* _EXCERPT TO READ_
CSA distribution #30 & newsletter

Our next CSA distribution will be Monday November 5 and Thursday November 8. We’ll again skip a week after this distribution, with the next shares coming just before Thanksgiving. IMPORTANT NOTE: We will be distributing ALL shares for week #31 on Monday 11/19 to allow time for Thanksgiving planning and cooking (not least the several days of cooking we’ll be doing here). If you will be traveling, or otherwise not wanting a share that week, please let us know. Below we’ll provide a tentative list of items expected to be in the Thanksgiving share so you can begin menu planning.

After an enjoyable week of family visitors, we’re of course scrambling to get back on track with farm work. The long to-do list includes finishing planting of our troublesome garlic and other overwintering alliums, catching up on the significant weed-load (particularly chickweed) that’s been thriving in this stable sunny weather, continuing to pull/drain/store irrigation lines, and cleaning up in general in prep for winter. In addition, we have food preservation to do, including making/canning applesauce, starting a batch of sauerkraut fermenting, and more. Skipping next week’s distribution will help keep us sane while ensuring members have a really nice Thanksgiving share to show off to families if desired.

The weather lately has been quite beautiful, though the recent freezing nights did do more damage to some leafy crops than we had anticipated. The repeated nights of cold seemed to have a cumulative effect. Saturday night was the coldest night, and virtually everything looked great on Sunday. However, as the week progressed, we saw progressively more freeze damage on some of the crops. Mustard greens and dill leaf went from excellent quality to animal food. Even crops that usually can put up with a lot of cold showed some damage to the leaves; these include kale, beet greens, and radish greens. The relatively dry conditions may be partly responsible, since crops can usually handle cold better when they are well hydrated. Learning to predict how much cold crops can handle is one of the subtleties of farming that we are still learning. Not to worry; there’s still plenty of food around.

* _RECORDS SUPPLIED_

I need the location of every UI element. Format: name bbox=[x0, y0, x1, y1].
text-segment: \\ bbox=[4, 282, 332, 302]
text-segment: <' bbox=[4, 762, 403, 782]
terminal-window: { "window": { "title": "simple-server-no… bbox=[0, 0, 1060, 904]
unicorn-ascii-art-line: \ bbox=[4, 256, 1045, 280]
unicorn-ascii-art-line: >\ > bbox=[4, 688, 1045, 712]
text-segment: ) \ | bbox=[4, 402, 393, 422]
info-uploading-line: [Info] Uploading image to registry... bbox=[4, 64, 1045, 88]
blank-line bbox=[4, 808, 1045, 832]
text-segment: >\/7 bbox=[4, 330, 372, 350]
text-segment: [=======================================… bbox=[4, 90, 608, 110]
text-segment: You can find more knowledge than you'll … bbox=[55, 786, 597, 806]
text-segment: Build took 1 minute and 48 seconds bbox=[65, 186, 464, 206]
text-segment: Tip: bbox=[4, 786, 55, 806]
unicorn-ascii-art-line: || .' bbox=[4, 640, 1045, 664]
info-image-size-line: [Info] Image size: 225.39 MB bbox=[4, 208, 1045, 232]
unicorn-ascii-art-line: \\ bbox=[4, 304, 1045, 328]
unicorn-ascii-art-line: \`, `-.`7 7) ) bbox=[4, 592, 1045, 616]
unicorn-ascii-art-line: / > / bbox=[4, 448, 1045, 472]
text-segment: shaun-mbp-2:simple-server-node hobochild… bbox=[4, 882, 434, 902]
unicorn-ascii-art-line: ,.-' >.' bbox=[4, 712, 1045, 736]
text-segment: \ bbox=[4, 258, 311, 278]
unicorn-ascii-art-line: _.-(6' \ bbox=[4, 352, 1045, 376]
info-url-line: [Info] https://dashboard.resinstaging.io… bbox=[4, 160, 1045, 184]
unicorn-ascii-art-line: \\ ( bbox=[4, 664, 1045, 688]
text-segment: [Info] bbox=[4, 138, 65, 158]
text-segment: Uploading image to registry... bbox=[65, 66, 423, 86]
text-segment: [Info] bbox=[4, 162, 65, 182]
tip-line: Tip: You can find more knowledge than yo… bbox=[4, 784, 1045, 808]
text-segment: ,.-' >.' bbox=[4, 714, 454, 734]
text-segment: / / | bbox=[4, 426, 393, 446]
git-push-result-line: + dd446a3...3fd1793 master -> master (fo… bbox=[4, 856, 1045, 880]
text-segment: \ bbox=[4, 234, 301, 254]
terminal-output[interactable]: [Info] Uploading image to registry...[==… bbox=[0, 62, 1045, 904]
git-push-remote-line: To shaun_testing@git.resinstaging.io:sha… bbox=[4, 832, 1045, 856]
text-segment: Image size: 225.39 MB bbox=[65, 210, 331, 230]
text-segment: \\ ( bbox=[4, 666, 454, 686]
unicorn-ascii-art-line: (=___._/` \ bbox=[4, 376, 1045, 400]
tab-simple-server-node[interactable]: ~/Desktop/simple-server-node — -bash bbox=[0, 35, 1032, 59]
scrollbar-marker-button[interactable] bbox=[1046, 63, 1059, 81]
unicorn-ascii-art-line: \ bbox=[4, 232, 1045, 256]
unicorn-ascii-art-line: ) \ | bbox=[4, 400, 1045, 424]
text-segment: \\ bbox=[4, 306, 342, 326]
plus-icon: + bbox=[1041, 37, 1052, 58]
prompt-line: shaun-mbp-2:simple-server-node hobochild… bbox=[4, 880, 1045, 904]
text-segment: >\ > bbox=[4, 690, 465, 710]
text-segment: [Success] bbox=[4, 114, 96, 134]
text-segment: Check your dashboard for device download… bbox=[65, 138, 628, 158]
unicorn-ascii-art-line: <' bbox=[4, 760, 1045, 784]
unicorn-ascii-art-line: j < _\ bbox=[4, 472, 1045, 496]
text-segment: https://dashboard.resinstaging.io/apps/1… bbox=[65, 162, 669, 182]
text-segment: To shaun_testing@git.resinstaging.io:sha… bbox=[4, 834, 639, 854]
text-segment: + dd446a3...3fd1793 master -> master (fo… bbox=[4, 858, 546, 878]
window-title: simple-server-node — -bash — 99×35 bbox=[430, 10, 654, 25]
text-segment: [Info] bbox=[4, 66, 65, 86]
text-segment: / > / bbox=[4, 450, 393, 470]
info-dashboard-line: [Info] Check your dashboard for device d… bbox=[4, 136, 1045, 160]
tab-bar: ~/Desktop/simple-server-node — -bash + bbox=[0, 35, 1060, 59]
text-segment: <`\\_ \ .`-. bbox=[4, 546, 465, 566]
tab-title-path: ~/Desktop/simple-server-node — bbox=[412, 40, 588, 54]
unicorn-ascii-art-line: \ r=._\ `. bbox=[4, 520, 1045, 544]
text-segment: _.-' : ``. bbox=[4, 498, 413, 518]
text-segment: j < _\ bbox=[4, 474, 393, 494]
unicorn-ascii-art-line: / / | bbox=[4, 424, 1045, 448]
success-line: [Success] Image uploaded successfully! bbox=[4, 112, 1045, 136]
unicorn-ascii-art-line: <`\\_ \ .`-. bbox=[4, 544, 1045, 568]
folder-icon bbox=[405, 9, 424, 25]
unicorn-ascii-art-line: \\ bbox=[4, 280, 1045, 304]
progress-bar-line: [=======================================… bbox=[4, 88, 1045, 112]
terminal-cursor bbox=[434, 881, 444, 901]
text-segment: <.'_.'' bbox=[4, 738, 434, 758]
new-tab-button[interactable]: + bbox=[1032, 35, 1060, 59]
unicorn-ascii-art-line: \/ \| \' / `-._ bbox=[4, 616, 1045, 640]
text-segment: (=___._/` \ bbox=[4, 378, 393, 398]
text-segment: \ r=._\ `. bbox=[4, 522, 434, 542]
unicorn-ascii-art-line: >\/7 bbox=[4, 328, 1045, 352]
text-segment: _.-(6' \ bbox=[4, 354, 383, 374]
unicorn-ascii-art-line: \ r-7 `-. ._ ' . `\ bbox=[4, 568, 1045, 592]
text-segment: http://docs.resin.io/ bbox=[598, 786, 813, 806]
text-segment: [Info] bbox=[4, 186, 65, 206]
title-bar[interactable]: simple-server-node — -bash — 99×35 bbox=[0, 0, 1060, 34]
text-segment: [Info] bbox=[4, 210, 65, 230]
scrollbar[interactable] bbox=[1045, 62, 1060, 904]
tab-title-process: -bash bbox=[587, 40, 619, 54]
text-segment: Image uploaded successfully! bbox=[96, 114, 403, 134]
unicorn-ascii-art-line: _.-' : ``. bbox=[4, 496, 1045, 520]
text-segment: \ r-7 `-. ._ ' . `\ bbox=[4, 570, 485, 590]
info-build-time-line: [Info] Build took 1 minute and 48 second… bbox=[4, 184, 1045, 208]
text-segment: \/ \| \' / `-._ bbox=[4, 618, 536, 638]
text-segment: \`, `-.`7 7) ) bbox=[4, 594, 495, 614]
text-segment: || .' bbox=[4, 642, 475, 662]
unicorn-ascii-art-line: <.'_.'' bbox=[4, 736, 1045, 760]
---
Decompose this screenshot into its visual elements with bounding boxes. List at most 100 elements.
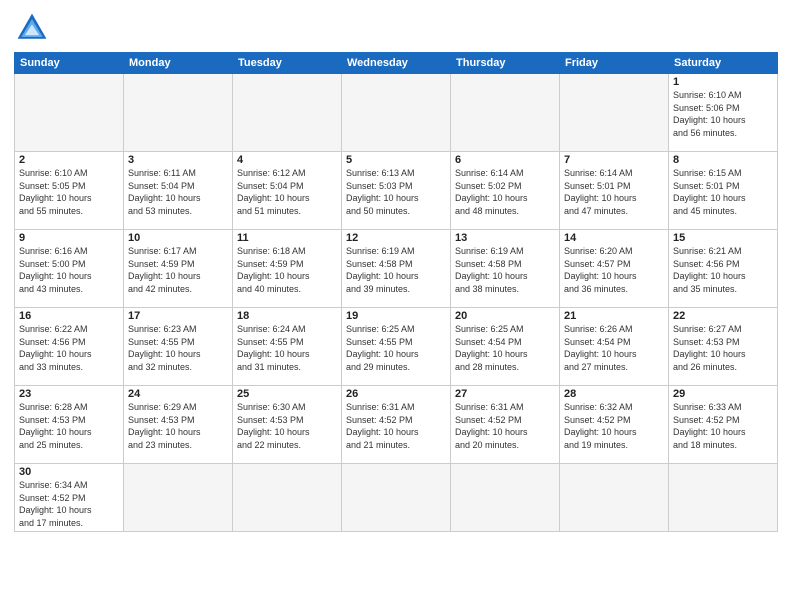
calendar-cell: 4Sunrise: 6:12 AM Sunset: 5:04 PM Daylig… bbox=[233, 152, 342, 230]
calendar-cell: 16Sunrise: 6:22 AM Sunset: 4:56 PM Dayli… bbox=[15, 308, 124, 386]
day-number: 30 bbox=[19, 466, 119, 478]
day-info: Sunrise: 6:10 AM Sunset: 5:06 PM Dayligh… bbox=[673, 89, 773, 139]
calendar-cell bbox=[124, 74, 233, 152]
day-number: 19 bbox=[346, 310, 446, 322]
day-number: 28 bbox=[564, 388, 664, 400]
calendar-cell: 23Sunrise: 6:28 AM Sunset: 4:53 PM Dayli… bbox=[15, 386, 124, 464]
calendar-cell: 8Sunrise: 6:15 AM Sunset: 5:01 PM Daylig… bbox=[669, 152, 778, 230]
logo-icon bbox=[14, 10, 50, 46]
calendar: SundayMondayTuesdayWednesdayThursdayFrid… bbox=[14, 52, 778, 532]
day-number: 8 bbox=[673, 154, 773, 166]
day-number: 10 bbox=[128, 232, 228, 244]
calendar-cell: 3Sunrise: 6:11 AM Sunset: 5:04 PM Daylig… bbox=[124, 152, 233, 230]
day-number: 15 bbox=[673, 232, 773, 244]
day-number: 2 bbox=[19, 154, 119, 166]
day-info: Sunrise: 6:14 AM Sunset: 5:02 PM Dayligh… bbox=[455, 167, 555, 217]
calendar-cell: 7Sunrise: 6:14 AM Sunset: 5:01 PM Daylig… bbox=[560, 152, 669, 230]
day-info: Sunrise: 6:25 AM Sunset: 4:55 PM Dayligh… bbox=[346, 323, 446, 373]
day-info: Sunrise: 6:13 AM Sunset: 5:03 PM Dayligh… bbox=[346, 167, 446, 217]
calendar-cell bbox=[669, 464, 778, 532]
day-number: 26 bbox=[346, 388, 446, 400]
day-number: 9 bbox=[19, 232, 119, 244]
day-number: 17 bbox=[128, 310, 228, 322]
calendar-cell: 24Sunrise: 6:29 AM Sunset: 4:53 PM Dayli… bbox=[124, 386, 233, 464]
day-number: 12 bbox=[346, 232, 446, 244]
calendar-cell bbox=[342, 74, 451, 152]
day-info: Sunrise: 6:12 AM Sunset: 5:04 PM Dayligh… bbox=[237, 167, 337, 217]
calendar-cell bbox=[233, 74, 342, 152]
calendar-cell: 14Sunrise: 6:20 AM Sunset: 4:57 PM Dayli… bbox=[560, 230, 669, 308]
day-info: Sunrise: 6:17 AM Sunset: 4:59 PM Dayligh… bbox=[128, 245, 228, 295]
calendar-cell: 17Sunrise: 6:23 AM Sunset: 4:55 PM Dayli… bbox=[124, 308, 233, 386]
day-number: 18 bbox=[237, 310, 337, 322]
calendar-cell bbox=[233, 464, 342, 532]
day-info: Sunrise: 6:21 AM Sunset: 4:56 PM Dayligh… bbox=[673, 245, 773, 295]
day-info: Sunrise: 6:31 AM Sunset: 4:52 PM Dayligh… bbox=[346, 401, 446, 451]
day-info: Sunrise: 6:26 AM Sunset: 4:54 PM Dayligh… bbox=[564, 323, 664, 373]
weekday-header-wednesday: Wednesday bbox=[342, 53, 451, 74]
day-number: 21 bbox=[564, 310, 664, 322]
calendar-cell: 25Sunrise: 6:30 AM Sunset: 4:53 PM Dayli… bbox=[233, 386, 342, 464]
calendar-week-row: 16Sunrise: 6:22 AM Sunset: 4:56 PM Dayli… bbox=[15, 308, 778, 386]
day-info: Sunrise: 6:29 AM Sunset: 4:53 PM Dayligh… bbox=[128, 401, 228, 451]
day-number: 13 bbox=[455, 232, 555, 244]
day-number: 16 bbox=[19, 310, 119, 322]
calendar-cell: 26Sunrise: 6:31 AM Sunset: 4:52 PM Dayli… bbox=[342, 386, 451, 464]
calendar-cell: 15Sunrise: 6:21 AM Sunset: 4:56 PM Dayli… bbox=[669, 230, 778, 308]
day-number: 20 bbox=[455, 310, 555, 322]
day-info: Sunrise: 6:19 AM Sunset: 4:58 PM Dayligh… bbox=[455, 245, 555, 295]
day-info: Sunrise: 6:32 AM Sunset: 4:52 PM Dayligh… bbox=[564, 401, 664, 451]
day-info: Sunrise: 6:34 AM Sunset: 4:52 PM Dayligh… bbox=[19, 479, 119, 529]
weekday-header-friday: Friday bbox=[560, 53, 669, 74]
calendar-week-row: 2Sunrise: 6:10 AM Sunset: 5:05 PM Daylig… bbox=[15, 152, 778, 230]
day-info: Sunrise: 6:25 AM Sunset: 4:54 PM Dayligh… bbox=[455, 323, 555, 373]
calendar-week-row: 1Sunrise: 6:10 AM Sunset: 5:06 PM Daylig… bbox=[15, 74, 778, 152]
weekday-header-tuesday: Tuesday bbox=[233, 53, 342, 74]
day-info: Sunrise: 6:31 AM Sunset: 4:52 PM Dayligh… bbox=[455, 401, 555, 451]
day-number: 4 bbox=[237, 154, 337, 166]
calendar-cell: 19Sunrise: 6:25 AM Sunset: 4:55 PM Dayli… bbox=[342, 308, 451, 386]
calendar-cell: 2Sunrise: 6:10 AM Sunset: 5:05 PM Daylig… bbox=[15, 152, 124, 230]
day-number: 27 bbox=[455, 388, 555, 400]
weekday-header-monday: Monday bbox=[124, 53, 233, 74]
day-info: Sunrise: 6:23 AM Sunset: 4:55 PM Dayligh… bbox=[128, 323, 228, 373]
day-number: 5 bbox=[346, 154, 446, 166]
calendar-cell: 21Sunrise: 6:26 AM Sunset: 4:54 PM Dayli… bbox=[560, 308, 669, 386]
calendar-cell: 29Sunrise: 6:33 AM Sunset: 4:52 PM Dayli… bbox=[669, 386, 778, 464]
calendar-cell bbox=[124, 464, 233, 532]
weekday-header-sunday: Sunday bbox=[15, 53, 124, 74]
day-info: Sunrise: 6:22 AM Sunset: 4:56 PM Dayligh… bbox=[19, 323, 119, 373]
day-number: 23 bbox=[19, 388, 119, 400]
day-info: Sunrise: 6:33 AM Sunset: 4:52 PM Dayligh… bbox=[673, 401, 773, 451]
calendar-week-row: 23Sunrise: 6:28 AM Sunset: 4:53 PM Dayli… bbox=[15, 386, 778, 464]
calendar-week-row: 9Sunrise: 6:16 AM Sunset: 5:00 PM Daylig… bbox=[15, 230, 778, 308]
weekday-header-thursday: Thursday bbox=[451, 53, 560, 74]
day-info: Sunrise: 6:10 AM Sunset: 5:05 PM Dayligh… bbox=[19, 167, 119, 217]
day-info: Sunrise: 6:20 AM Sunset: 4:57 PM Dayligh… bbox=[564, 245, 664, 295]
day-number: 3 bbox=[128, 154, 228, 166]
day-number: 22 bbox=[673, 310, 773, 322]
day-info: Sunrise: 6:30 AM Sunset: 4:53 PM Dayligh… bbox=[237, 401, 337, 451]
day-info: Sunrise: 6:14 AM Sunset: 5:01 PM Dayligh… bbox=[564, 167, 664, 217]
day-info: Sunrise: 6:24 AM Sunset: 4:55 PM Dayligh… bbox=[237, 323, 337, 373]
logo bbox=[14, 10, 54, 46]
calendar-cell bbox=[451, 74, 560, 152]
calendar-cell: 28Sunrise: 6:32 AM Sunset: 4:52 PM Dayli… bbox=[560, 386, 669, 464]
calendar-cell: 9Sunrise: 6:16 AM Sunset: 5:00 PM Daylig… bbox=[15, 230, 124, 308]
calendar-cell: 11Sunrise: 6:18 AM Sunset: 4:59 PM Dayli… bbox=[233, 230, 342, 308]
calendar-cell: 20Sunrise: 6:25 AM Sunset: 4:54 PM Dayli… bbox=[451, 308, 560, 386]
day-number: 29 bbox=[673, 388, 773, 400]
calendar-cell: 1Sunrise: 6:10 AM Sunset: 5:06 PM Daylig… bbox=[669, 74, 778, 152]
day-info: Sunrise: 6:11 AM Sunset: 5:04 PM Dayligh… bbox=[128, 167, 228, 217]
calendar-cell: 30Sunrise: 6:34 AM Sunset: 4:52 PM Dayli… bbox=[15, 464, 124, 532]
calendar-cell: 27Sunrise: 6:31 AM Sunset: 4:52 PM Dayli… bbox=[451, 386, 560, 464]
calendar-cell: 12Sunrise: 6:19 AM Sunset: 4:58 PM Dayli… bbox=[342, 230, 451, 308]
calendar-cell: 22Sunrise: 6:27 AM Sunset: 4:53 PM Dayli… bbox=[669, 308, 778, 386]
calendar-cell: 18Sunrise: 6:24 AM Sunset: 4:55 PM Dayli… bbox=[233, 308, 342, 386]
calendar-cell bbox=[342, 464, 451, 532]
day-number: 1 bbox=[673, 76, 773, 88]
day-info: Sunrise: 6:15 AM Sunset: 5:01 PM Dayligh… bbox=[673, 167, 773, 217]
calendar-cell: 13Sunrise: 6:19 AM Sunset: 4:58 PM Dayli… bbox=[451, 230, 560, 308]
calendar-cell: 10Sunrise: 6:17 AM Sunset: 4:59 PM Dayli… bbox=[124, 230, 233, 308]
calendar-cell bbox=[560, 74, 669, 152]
...
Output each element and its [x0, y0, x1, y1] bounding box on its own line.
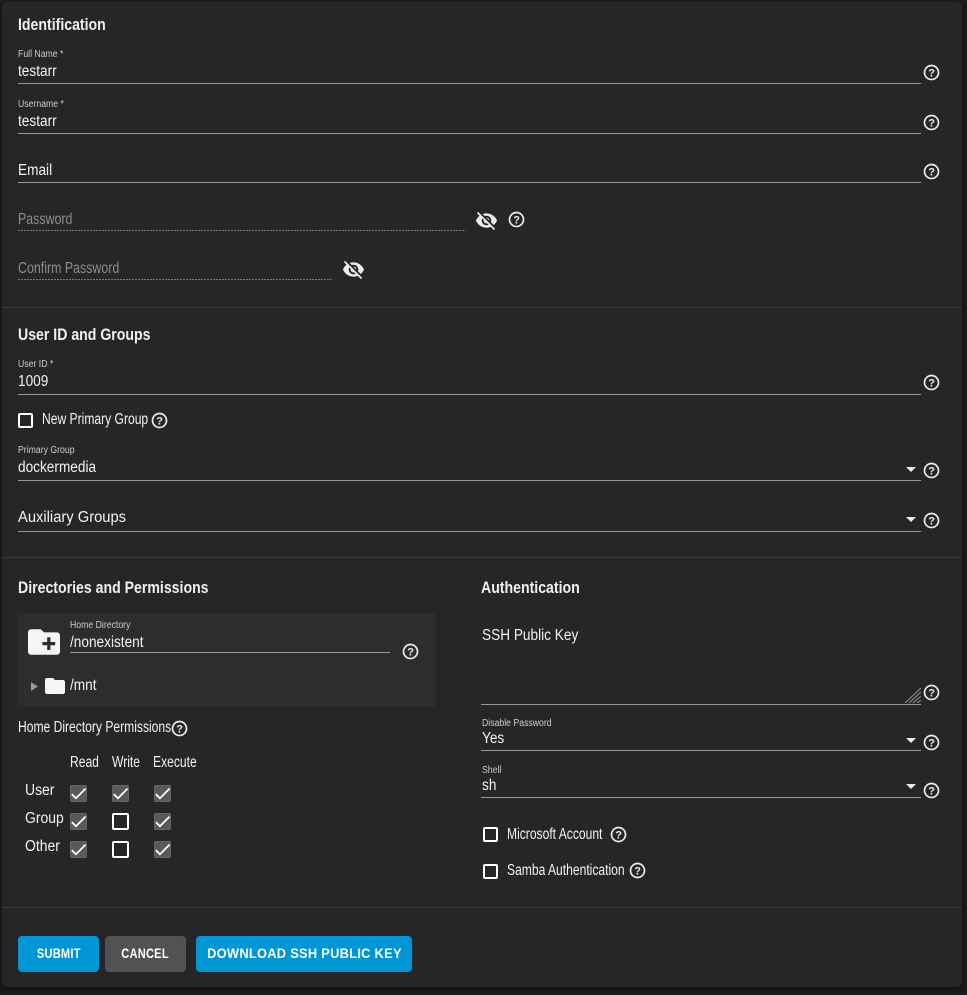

* _EXERCISE SET_
**1)** Please repeat the CSA newsletter between "CSA distribution #30" and "begin menu planning.", inclusive, substituting "pickup" for "distribution".
**2)** Answer these questions from the CSA newsletter:
(a) On what date will all shares for week #31 be distributed?
(b) Which night was the coldest?
(c) Which weed is named as thriving in the stable sunny weather?
The data has no connection to the CSA newsletter.

* _EXERCISE SOLUTIONS_
**1)**
CSA pickup #30 & newsletter

Our next CSA pickup will be Monday November 5 and Thursday November 8. We’ll again skip a week after this pickup, with the next shares coming just before Thanksgiving. IMPORTANT NOTE: We will be distributing ALL shares for week #31 on Monday 11/19 to allow time for Thanksgiving planning and cooking (not least the several days of cooking we’ll be doing here). If you will be traveling, or otherwise not wanting a share that week, please let us know. Below we’ll provide a tentative list of items expected to be in the Thanksgiving share so you can begin menu planning.

**2)**
(a) Monday 11/19
(b) Saturday night
(c) Chickweed